__REQUIREMENTS__. Go through the data below. Pull out every line that has the word "work".

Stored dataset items
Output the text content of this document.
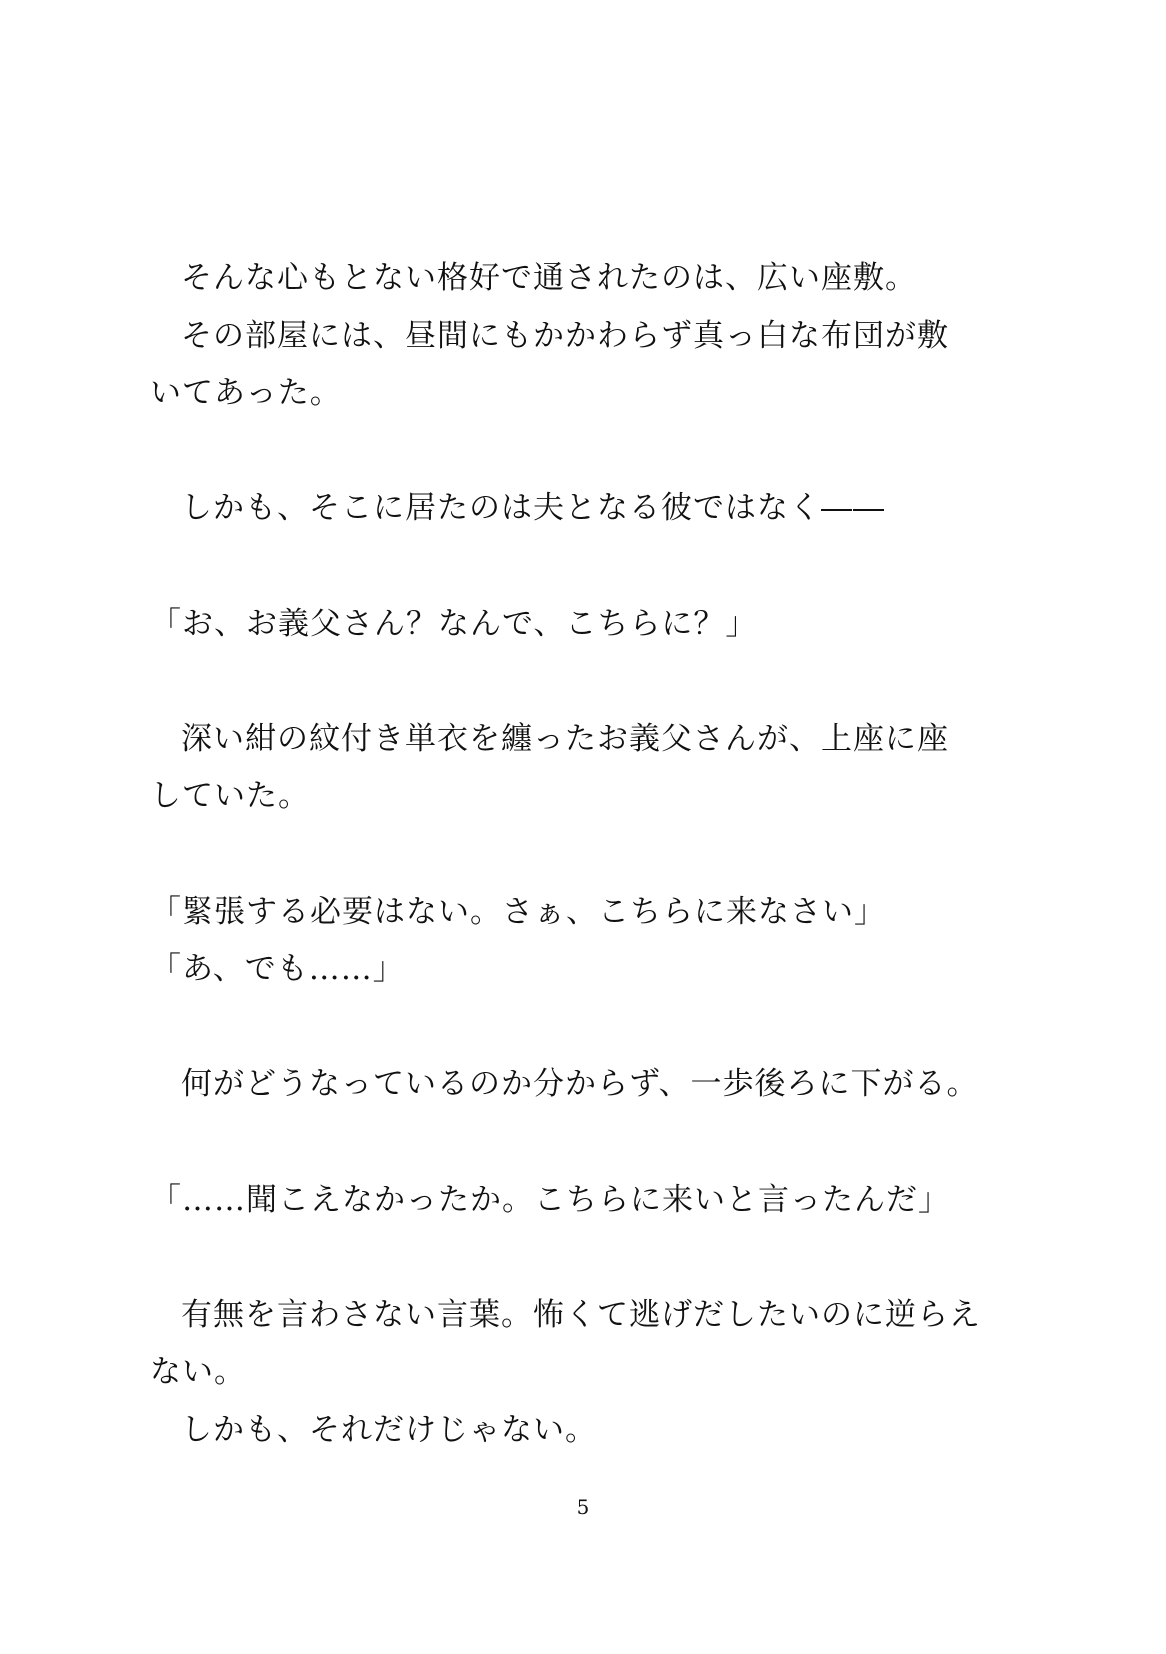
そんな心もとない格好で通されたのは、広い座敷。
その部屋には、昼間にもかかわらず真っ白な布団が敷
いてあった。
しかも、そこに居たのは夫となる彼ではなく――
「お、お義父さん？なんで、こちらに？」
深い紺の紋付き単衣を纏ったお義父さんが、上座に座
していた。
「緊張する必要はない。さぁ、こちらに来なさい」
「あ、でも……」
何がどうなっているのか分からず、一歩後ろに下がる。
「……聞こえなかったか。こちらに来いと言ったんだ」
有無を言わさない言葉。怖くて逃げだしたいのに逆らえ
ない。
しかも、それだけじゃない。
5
---
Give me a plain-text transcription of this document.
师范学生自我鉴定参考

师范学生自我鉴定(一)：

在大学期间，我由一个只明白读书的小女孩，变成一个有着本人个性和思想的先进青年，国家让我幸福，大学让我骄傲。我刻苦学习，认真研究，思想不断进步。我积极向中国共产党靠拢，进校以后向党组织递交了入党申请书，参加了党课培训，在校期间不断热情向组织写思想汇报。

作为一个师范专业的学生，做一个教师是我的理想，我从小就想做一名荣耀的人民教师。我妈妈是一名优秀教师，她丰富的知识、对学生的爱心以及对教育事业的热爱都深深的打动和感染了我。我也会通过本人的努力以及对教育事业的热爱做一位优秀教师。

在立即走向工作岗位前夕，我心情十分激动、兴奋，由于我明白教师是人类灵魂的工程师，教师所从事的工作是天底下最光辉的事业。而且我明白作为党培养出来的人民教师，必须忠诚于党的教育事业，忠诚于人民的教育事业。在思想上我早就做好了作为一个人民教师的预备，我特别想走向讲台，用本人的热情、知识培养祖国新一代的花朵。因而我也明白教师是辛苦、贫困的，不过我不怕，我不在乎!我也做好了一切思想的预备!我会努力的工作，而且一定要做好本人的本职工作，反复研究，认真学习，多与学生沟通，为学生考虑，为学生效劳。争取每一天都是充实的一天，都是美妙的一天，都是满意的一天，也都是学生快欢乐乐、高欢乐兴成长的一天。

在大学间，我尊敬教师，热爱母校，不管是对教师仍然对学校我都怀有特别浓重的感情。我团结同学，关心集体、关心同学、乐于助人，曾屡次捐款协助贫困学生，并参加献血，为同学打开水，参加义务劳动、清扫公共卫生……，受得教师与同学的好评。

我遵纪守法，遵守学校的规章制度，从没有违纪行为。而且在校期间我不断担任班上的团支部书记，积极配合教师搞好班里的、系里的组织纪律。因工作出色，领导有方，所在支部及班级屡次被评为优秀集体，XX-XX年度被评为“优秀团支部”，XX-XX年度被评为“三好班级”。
...
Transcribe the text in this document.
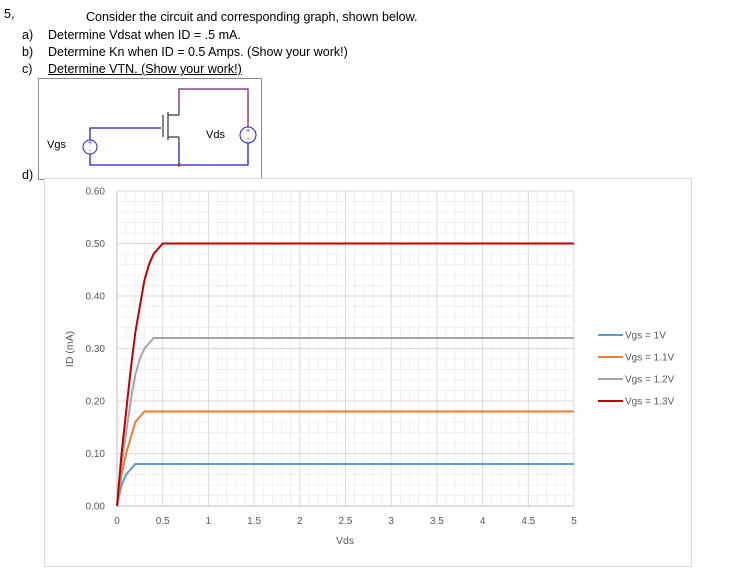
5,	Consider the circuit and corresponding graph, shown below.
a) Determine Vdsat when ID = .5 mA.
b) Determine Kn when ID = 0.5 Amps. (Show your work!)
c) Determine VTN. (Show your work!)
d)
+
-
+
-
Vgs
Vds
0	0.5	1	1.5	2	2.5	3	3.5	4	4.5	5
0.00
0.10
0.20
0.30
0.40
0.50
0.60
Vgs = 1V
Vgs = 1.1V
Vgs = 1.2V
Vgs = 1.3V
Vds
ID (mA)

__SOLUTION FOR THIS PROBLEM__.
b) Determine Kn when ID = 0.5 Amps. (Show your work!)
c) Determine VTN. (Show your work!)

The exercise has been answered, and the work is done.